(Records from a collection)
--------------------------------------------------
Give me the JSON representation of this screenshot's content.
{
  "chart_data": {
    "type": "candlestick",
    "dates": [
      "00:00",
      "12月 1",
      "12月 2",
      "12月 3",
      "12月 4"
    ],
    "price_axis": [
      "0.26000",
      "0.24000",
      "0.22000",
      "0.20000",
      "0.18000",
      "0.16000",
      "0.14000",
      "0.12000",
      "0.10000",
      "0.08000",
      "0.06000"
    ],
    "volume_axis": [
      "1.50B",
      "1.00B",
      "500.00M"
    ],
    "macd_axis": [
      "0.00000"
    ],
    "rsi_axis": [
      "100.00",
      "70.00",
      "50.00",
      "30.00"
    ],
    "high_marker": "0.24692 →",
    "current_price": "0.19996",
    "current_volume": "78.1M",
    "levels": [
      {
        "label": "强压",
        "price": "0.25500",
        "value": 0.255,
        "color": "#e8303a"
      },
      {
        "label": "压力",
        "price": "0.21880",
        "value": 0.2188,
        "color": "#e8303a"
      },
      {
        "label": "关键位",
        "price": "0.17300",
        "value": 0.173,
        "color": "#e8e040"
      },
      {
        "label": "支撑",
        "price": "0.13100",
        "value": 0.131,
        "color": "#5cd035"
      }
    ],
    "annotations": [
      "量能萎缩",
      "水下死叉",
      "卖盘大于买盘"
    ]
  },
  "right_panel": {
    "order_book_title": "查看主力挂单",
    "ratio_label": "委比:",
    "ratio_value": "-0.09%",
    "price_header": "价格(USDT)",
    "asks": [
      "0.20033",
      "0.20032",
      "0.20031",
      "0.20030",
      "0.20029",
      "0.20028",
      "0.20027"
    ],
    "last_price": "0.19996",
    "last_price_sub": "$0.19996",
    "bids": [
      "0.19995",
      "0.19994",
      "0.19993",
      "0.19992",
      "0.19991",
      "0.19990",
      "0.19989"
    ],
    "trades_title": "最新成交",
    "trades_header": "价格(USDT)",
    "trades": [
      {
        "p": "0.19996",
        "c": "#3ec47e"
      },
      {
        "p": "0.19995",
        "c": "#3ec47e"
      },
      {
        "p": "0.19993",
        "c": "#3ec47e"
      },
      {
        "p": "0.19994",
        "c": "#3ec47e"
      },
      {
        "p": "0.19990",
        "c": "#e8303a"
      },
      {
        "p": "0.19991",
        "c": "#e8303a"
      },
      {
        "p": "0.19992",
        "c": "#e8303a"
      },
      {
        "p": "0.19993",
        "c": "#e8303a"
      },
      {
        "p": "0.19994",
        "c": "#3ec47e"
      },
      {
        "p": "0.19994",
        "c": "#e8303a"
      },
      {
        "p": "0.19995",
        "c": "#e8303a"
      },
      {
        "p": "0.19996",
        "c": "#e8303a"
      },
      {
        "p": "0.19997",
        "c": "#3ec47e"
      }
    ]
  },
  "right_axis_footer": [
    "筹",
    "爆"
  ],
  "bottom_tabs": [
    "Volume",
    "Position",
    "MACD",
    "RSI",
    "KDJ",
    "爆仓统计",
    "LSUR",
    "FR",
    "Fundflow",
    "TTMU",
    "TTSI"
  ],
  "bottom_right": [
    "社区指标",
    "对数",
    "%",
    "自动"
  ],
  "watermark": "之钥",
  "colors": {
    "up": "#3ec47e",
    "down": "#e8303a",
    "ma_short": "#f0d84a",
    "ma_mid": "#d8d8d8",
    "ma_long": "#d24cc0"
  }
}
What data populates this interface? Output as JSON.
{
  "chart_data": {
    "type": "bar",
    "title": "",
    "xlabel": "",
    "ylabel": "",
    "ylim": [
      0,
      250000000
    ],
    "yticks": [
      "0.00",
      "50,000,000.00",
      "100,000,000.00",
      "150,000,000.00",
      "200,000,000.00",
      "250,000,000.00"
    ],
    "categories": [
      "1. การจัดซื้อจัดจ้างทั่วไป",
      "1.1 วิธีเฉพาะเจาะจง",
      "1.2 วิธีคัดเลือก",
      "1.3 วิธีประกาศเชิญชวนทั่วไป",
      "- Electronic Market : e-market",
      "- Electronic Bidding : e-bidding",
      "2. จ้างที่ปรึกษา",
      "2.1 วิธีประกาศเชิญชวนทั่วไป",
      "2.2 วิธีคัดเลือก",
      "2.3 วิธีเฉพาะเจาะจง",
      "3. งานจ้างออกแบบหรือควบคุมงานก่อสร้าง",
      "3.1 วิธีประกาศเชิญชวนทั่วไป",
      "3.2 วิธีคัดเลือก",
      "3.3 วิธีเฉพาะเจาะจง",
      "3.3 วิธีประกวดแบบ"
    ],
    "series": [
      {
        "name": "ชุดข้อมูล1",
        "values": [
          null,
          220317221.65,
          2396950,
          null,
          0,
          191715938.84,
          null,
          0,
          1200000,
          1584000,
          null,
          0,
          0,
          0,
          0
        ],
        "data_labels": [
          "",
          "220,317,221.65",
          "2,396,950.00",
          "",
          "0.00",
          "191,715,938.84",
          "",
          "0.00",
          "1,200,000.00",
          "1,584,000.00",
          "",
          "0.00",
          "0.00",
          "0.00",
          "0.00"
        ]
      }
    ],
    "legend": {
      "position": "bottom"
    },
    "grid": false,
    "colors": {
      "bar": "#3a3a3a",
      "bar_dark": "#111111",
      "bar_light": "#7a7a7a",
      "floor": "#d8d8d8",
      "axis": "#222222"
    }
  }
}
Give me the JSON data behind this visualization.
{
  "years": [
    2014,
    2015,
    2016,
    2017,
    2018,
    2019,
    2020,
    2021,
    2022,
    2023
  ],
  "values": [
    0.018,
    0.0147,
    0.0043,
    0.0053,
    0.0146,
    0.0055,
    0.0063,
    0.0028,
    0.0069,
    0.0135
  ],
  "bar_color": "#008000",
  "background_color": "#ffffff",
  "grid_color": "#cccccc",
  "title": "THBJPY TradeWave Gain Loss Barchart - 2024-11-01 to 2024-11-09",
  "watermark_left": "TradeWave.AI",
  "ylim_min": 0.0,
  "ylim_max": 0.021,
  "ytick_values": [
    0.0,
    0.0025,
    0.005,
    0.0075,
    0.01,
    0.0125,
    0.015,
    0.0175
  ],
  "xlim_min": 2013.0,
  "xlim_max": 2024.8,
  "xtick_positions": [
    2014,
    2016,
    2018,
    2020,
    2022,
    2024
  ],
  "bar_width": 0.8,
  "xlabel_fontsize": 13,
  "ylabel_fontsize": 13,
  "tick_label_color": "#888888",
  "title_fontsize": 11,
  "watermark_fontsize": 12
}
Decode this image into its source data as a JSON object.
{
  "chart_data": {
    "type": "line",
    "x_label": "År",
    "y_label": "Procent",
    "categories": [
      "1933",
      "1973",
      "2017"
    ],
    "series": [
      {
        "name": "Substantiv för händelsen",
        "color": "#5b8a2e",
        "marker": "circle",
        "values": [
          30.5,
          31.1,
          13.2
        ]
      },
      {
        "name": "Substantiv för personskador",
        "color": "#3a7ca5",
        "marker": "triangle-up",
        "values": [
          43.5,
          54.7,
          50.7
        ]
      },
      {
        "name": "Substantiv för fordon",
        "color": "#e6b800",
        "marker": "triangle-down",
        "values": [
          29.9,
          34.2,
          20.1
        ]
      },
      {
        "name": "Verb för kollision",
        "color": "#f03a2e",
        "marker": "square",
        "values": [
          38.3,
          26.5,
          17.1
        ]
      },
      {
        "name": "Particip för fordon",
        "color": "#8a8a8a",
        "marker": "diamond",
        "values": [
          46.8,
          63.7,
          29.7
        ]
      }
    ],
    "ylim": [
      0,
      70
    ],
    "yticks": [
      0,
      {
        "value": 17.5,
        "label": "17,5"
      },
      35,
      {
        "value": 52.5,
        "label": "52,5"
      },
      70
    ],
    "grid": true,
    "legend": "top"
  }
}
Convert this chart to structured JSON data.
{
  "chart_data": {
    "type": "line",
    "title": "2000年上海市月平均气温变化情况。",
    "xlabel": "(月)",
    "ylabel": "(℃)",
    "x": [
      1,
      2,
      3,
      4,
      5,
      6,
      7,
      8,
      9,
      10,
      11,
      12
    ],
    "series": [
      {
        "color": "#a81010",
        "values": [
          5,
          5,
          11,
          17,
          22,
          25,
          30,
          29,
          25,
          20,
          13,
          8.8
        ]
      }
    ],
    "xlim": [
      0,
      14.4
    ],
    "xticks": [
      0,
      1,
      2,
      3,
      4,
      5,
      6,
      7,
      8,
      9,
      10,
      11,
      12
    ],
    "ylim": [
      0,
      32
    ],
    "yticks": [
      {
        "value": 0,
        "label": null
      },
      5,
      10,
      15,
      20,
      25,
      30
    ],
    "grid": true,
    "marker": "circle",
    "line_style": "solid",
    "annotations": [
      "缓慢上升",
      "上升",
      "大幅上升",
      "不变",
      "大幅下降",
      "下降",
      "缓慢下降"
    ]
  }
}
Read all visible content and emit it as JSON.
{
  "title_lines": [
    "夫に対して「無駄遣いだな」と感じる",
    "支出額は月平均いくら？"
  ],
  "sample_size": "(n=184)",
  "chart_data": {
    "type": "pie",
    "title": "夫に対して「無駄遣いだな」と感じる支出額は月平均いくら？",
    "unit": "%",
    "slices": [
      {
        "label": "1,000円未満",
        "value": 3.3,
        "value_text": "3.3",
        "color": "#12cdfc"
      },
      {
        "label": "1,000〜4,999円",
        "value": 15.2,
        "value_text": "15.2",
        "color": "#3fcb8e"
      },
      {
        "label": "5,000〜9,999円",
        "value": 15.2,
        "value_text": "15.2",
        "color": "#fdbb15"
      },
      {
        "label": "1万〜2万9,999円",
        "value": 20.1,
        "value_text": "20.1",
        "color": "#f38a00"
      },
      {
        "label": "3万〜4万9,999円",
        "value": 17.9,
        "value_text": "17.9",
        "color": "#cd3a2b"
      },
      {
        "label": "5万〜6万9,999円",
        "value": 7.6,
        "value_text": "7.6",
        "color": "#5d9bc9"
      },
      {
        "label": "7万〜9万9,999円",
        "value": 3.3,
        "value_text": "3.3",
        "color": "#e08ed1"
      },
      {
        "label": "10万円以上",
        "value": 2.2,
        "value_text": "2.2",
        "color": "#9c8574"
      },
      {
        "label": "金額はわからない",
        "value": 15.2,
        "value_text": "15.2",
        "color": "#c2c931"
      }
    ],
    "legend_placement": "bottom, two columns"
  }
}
--------------------------------------------------
> [What you should do] All lines from the one with "Read all visible content and emit it as JSON." through the final line above are to be quoted exactly; quote no other line.

> [Task solution]
Read all visible content and emit it as JSON.
{
  "title_lines": [
    "夫に対して「無駄遣いだな」と感じる",
    "支出額は月平均いくら？"
  ],
  "sample_size": "(n=184)",
  "chart_data": {
    "type": "pie",
    "title": "夫に対して「無駄遣いだな」と感じる支出額は月平均いくら？",
    "unit": "%",
    "slices": [
      {
        "label": "1,000円未満",
        "value": 3.3,
        "value_text": "3.3",
        "color": "#12cdfc"
      },
      {
        "label": "1,000〜4,999円",
        "value": 15.2,
        "value_text": "15.2",
        "color": "#3fcb8e"
      },
      {
        "label": "5,000〜9,999円",
        "value": 15.2,
        "value_text": "15.2",
        "color": "#fdbb15"
      },
      {
        "label": "1万〜2万9,999円",
        "value": 20.1,
        "value_text": "20.1",
        "color": "#f38a00"
      },
      {
        "label": "3万〜4万9,999円",
        "value": 17.9,
        "value_text": "17.9",
        "color": "#cd3a2b"
      },
      {
        "label": "5万〜6万9,999円",
        "value": 7.6,
        "value_text": "7.6",
        "color": "#5d9bc9"
      },
      {
        "label": "7万〜9万9,999円",
        "value": 3.3,
        "value_text": "3.3",
        "color": "#e08ed1"
      },
      {
        "label": "10万円以上",
        "value": 2.2,
        "value_text": "2.2",
        "color": "#9c8574"
      },
      {
        "label": "金額はわからない",
        "value": 15.2,
        "value_text": "15.2",
        "color": "#c2c931"
      }
    ],
    "legend_placement": "bottom, two columns"
  }
}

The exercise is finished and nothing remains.